▸ Task description: Each of the entries should be retyped precisely as it appears.

▸ Provided data:
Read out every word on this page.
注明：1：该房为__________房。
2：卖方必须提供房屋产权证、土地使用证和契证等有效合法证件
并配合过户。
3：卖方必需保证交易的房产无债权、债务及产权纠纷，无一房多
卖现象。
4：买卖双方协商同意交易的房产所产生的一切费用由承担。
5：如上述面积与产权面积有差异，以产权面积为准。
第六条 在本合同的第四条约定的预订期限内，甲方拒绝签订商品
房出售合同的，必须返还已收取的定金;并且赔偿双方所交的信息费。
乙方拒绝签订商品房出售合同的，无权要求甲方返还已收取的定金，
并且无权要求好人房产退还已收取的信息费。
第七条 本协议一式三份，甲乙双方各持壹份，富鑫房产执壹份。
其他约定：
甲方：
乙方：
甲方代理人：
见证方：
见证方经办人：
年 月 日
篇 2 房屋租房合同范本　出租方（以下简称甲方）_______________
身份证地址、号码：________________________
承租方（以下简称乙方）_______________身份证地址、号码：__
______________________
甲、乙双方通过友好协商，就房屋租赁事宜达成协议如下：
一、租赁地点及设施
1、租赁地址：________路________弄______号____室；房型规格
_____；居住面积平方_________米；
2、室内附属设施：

▸ Reply to the task:
Read out every word on this page.
注明：1：该房为__________房。
2：卖方必须提供房屋产权证、土地使用证和契证等有效合法证件
并配合过户。
3：卖方必需保证交易的房产无债权、债务及产权纠纷，无一房多
卖现象。
4：买卖双方协商同意交易的房产所产生的一切费用由承担。
5：如上述面积与产权面积有差异，以产权面积为准。
第六条 在本合同的第四条约定的预订期限内，甲方拒绝签订商品
房出售合同的，必须返还已收取的定金;并且赔偿双方所交的信息费。
乙方拒绝签订商品房出售合同的，无权要求甲方返还已收取的定金，
并且无权要求好人房产退还已收取的信息费。
第七条 本协议一式三份，甲乙双方各持壹份，富鑫房产执壹份。
其他约定：
甲方：
乙方：
甲方代理人：
见证方：
见证方经办人：
年 月 日
篇 2 房屋租房合同范本　出租方（以下简称甲方）_______________
身份证地址、号码：________________________
承租方（以下简称乙方）_______________身份证地址、号码：__
______________________
甲、乙双方通过友好协商，就房屋租赁事宜达成协议如下：
一、租赁地点及设施
1、租赁地址：________路________弄______号____室；房型规格
_____；居住面积平方_________米；
2、室内附属设施：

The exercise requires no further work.